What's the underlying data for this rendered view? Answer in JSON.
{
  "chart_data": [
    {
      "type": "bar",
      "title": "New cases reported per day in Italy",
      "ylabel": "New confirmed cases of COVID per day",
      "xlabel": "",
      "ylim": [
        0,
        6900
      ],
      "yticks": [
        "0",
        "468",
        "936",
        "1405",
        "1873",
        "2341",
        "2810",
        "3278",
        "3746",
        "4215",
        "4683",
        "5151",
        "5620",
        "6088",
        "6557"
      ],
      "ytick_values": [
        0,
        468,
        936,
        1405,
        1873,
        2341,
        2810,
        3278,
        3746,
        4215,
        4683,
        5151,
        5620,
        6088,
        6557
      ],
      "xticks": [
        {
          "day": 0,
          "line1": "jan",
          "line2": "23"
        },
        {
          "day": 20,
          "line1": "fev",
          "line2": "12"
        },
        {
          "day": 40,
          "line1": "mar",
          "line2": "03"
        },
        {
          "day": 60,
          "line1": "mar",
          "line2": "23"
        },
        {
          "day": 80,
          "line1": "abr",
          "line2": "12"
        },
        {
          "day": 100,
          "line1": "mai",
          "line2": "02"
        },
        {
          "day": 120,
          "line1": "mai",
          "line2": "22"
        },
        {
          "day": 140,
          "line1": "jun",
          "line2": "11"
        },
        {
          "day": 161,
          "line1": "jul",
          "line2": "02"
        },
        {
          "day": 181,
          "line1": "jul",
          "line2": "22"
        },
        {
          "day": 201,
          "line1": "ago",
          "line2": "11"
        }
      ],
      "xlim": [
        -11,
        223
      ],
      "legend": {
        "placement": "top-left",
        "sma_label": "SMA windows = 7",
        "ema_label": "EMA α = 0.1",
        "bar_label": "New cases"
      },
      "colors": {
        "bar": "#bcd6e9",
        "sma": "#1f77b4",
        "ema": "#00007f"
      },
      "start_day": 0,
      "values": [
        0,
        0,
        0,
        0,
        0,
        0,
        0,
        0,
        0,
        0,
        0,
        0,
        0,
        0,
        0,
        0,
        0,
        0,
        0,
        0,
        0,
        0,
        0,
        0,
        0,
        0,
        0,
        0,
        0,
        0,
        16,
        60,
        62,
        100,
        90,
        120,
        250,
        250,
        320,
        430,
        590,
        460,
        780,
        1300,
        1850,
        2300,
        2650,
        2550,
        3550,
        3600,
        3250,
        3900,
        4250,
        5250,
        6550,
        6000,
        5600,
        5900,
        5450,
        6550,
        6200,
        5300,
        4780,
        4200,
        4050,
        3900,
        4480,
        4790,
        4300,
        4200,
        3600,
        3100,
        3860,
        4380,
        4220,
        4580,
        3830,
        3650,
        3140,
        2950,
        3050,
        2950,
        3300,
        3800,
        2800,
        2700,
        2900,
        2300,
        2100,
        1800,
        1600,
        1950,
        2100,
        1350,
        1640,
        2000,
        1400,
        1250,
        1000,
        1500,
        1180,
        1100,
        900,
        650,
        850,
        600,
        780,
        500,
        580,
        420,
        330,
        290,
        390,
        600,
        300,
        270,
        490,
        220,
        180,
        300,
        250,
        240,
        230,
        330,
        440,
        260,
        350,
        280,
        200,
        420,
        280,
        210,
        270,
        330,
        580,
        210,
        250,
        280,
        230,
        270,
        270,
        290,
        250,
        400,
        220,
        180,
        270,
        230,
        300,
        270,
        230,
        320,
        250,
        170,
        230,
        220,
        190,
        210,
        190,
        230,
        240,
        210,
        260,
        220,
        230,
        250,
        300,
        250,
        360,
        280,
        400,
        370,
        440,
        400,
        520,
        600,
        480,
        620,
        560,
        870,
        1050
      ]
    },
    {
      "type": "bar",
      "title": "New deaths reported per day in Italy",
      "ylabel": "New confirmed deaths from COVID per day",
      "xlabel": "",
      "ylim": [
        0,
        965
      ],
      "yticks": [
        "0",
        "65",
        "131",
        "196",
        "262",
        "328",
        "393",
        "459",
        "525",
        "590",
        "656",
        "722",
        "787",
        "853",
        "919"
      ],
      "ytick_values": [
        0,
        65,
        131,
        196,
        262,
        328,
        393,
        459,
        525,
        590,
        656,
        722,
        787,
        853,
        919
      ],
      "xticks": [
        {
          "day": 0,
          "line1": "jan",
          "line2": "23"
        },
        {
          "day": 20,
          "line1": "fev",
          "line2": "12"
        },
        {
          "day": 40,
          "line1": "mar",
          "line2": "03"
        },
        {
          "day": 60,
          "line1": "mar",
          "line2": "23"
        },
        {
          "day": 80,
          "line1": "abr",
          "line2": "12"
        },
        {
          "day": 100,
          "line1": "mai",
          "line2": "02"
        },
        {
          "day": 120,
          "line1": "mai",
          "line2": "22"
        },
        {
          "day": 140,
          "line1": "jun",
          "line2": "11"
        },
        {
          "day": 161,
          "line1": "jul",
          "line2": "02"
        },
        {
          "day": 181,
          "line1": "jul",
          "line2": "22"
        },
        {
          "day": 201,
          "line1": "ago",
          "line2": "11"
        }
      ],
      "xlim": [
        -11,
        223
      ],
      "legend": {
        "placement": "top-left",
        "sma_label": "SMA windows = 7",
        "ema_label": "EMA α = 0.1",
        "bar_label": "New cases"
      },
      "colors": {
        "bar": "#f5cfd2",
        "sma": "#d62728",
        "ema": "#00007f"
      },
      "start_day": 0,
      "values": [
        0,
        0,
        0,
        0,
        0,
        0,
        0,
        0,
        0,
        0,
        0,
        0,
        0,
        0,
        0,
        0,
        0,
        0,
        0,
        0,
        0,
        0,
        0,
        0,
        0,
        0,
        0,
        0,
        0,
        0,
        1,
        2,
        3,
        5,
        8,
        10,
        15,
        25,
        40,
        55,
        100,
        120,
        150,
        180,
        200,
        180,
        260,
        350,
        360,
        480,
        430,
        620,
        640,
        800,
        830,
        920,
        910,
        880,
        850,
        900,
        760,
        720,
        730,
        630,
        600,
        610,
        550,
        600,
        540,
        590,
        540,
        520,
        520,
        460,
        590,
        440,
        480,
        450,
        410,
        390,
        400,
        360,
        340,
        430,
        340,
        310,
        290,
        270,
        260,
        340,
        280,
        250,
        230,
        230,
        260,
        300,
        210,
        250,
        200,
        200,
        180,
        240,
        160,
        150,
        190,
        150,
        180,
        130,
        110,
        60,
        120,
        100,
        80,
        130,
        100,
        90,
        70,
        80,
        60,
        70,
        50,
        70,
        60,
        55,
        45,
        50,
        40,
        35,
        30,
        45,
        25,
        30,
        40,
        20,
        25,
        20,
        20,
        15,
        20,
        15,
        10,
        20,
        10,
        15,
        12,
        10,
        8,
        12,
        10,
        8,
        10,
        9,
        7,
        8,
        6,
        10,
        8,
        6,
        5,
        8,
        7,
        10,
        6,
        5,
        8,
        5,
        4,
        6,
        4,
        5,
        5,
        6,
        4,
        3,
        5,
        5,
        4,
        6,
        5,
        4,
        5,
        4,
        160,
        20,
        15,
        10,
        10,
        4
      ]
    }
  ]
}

▶ Short task
Please quote every record above exactly as it appears.

▶ The result
What's the underlying data for this rendered view? Answer in JSON.
{
  "chart_data": [
    {
      "type": "bar",
      "title": "New cases reported per day in Italy",
      "ylabel": "New confirmed cases of COVID per day",
      "xlabel": "",
      "ylim": [
        0,
        6900
      ],
      "yticks": [
        "0",
        "468",
        "936",
        "1405",
        "1873",
        "2341",
        "2810",
        "3278",
        "3746",
        "4215",
        "4683",
        "5151",
        "5620",
        "6088",
        "6557"
      ],
      "ytick_values": [
        0,
        468,
        936,
        1405,
        1873,
        2341,
        2810,
        3278,
        3746,
        4215,
        4683,
        5151,
        5620,
        6088,
        6557
      ],
      "xticks": [
        {
          "day": 0,
          "line1": "jan",
          "line2": "23"
        },
        {
          "day": 20,
          "line1": "fev",
          "line2": "12"
        },
        {
          "day": 40,
          "line1": "mar",
          "line2": "03"
        },
        {
          "day": 60,
          "line1": "mar",
          "line2": "23"
        },
        {
          "day": 80,
          "line1": "abr",
          "line2": "12"
        },
        {
          "day": 100,
          "line1": "mai",
          "line2": "02"
        },
        {
          "day": 120,
          "line1": "mai",
          "line2": "22"
        },
        {
          "day": 140,
          "line1": "jun",
          "line2": "11"
        },
        {
          "day": 161,
          "line1": "jul",
          "line2": "02"
        },
        {
          "day": 181,
          "line1": "jul",
          "line2": "22"
        },
        {
          "day": 201,
          "line1": "ago",
          "line2": "11"
        }
      ],
      "xlim": [
        -11,
        223
      ],
      "legend": {
        "placement": "top-left",
        "sma_label": "SMA windows = 7",
        "ema_label": "EMA α = 0.1",
        "bar_label": "New cases"
      },
      "colors": {
        "bar": "#bcd6e9",
        "sma": "#1f77b4",
        "ema": "#00007f"
      },
      "start_day": 0,
      "values": [
        0,
        0,
        0,
        0,
        0,
        0,
        0,
        0,
        0,
        0,
        0,
        0,
        0,
        0,
        0,
        0,
        0,
        0,
        0,
        0,
        0,
        0,
        0,
        0,
        0,
        0,
        0,
        0,
        0,
        0,
        16,
        60,
        62,
        100,
        90,
        120,
        250,
        250,
        320,
        430,
        590,
        460,
        780,
        1300,
        1850,
        2300,
        2650,
        2550,
        3550,
        3600,
        3250,
        3900,
        4250,
        5250,
        6550,
        6000,
        5600,
        5900,
        5450,
        6550,
        6200,
        5300,
        4780,
        4200,
        4050,
        3900,
        4480,
        4790,
        4300,
        4200,
        3600,
        3100,
        3860,
        4380,
        4220,
        4580,
        3830,
        3650,
        3140,
        2950,
        3050,
        2950,
        3300,
        3800,
        2800,
        2700,
        2900,
        2300,
        2100,
        1800,
        1600,
        1950,
        2100,
        1350,
        1640,
        2000,
        1400,
        1250,
        1000,
        1500,
        1180,
        1100,
        900,
        650,
        850,
        600,
        780,
        500,
        580,
        420,
        330,
        290,
        390,
        600,
        300,
        270,
        490,
        220,
        180,
        300,
        250,
        240,
        230,
        330,
        440,
        260,
        350,
        280,
        200,
        420,
        280,
        210,
        270,
        330,
        580,
        210,
        250,
        280,
        230,
        270,
        270,
        290,
        250,
        400,
        220,
        180,
        270,
        230,
        300,
        270,
        230,
        320,
        250,
        170,
        230,
        220,
        190,
        210,
        190,
        230,
        240,
        210,
        260,
        220,
        230,
        250,
        300,
        250,
        360,
        280,
        400,
        370,
        440,
        400,
        520,
        600,
        480,
        620,
        560,
        870,
        1050
      ]
    },
    {
      "type": "bar",
      "title": "New deaths reported per day in Italy",
      "ylabel": "New confirmed deaths from COVID per day",
      "xlabel": "",
      "ylim": [
        0,
        965
      ],
      "yticks": [
        "0",
        "65",
        "131",
        "196",
        "262",
        "328",
        "393",
        "459",
        "525",
        "590",
        "656",
        "722",
        "787",
        "853",
        "919"
      ],
      "ytick_values": [
        0,
        65,
        131,
        196,
        262,
        328,
        393,
        459,
        525,
        590,
        656,
        722,
        787,
        853,
        919
      ],
      "xticks": [
        {
          "day": 0,
          "line1": "jan",
          "line2": "23"
        },
        {
          "day": 20,
          "line1": "fev",
          "line2": "12"
        },
        {
          "day": 40,
          "line1": "mar",
          "line2": "03"
        },
        {
          "day": 60,
          "line1": "mar",
          "line2": "23"
        },
        {
          "day": 80,
          "line1": "abr",
          "line2": "12"
        },
        {
          "day": 100,
          "line1": "mai",
          "line2": "02"
        },
        {
          "day": 120,
          "line1": "mai",
          "line2": "22"
        },
        {
          "day": 140,
          "line1": "jun",
          "line2": "11"
        },
        {
          "day": 161,
          "line1": "jul",
          "line2": "02"
        },
        {
          "day": 181,
          "line1": "jul",
          "line2": "22"
        },
        {
          "day": 201,
          "line1": "ago",
          "line2": "11"
        }
      ],
      "xlim": [
        -11,
        223
      ],
      "legend": {
        "placement": "top-left",
        "sma_label": "SMA windows = 7",
        "ema_label": "EMA α = 0.1",
        "bar_label": "New cases"
      },
      "colors": {
        "bar": "#f5cfd2",
        "sma": "#d62728",
        "ema": "#00007f"
      },
      "start_day": 0,
      "values": [
        0,
        0,
        0,
        0,
        0,
        0,
        0,
        0,
        0,
        0,
        0,
        0,
        0,
        0,
        0,
        0,
        0,
        0,
        0,
        0,
        0,
        0,
        0,
        0,
        0,
        0,
        0,
        0,
        0,
        0,
        1,
        2,
        3,
        5,
        8,
        10,
        15,
        25,
        40,
        55,
        100,
        120,
        150,
        180,
        200,
        180,
        260,
        350,
        360,
        480,
        430,
        620,
        640,
        800,
        830,
        920,
        910,
        880,
        850,
        900,
        760,
        720,
        730,
        630,
        600,
        610,
        550,
        600,
        540,
        590,
        540,
        520,
        520,
        460,
        590,
        440,
        480,
        450,
        410,
        390,
        400,
        360,
        340,
        430,
        340,
        310,
        290,
        270,
        260,
        340,
        280,
        250,
        230,
        230,
        260,
        300,
        210,
        250,
        200,
        200,
        180,
        240,
        160,
        150,
        190,
        150,
        180,
        130,
        110,
        60,
        120,
        100,
        80,
        130,
        100,
        90,
        70,
        80,
        60,
        70,
        50,
        70,
        60,
        55,
        45,
        50,
        40,
        35,
        30,
        45,
        25,
        30,
        40,
        20,
        25,
        20,
        20,
        15,
        20,
        15,
        10,
        20,
        10,
        15,
        12,
        10,
        8,
        12,
        10,
        8,
        10,
        9,
        7,
        8,
        6,
        10,
        8,
        6,
        5,
        8,
        7,
        10,
        6,
        5,
        8,
        5,
        4,
        6,
        4,
        5,
        5,
        6,
        4,
        3,
        5,
        5,
        4,
        6,
        5,
        4,
        5,
        4,
        160,
        20,
        15,
        10,
        10,
        4
      ]
    }
  ]
}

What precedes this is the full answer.